* start RECORDS FOR THE EXERCISE *

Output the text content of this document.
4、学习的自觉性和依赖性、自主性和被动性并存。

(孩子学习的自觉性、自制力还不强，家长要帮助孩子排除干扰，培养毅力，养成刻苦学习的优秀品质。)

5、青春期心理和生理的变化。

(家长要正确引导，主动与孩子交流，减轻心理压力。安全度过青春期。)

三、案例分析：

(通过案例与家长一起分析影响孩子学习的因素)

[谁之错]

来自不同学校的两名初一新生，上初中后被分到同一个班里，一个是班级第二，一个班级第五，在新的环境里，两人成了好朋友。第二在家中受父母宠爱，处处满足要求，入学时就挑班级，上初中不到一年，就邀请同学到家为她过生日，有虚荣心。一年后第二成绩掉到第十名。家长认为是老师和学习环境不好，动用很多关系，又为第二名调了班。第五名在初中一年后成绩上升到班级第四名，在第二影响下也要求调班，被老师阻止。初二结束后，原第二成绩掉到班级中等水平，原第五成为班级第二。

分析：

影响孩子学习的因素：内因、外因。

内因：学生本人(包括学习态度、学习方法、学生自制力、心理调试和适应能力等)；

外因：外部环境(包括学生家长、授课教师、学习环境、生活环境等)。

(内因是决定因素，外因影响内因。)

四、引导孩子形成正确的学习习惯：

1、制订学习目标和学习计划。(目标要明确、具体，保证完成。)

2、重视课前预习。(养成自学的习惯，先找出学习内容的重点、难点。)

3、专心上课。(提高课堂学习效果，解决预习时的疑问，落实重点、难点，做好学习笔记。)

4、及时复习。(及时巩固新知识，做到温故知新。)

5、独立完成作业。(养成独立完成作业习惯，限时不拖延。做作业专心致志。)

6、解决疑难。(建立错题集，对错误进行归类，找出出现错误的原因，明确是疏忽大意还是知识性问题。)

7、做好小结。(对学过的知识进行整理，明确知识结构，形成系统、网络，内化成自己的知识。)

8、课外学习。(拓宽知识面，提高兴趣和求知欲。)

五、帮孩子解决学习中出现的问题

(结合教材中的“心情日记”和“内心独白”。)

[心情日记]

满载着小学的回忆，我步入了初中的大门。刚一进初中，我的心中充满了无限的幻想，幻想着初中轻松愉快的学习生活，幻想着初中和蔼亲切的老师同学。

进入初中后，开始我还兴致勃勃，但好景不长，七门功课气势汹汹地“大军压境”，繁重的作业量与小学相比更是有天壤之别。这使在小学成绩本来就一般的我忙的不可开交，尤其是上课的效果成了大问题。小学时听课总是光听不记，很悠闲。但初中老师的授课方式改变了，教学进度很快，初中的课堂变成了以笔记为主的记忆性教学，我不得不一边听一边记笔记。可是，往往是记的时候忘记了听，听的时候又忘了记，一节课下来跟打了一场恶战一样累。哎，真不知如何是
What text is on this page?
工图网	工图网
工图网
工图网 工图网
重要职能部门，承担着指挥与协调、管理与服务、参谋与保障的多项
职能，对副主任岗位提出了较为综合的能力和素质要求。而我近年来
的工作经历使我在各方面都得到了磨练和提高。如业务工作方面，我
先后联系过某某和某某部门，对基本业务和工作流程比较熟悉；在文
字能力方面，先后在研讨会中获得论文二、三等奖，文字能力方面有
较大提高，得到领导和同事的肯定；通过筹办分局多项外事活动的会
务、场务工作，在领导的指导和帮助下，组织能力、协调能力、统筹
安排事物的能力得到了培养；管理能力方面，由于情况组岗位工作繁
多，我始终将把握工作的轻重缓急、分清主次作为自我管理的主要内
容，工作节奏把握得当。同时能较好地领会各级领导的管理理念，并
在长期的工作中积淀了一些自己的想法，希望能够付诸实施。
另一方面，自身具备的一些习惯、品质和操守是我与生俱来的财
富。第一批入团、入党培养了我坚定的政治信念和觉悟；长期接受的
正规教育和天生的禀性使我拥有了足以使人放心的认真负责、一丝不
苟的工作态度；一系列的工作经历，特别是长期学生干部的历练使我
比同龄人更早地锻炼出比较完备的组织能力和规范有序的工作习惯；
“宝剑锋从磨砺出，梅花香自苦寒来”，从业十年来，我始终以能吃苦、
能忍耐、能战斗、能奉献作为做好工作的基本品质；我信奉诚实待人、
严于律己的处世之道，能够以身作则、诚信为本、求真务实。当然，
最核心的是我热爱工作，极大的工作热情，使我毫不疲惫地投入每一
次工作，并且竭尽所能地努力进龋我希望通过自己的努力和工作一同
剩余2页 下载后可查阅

* end RECORDS FOR THE EXERCISE *

◆ EXERCISE DIRECTIONS ◆
Extract every line from the one with "What text is on this page?" down to the final line above, both included, exactly as written.

◆ COMPLETED TASK ◆
What text is on this page?
工图网	工图网
工图网
工图网 工图网
重要职能部门，承担着指挥与协调、管理与服务、参谋与保障的多项
职能，对副主任岗位提出了较为综合的能力和素质要求。而我近年来
的工作经历使我在各方面都得到了磨练和提高。如业务工作方面，我
先后联系过某某和某某部门，对基本业务和工作流程比较熟悉；在文
字能力方面，先后在研讨会中获得论文二、三等奖，文字能力方面有
较大提高，得到领导和同事的肯定；通过筹办分局多项外事活动的会
务、场务工作，在领导的指导和帮助下，组织能力、协调能力、统筹
安排事物的能力得到了培养；管理能力方面，由于情况组岗位工作繁
多，我始终将把握工作的轻重缓急、分清主次作为自我管理的主要内
容，工作节奏把握得当。同时能较好地领会各级领导的管理理念，并
在长期的工作中积淀了一些自己的想法，希望能够付诸实施。
另一方面，自身具备的一些习惯、品质和操守是我与生俱来的财
富。第一批入团、入党培养了我坚定的政治信念和觉悟；长期接受的
正规教育和天生的禀性使我拥有了足以使人放心的认真负责、一丝不
苟的工作态度；一系列的工作经历，特别是长期学生干部的历练使我
比同龄人更早地锻炼出比较完备的组织能力和规范有序的工作习惯；
“宝剑锋从磨砺出，梅花香自苦寒来”，从业十年来，我始终以能吃苦、
能忍耐、能战斗、能奉献作为做好工作的基本品质；我信奉诚实待人、
严于律己的处世之道，能够以身作则、诚信为本、求真务实。当然，
最核心的是我热爱工作，极大的工作热情，使我毫不疲惫地投入每一
次工作，并且竭尽所能地努力进龋我希望通过自己的努力和工作一同
剩余2页 下载后可查阅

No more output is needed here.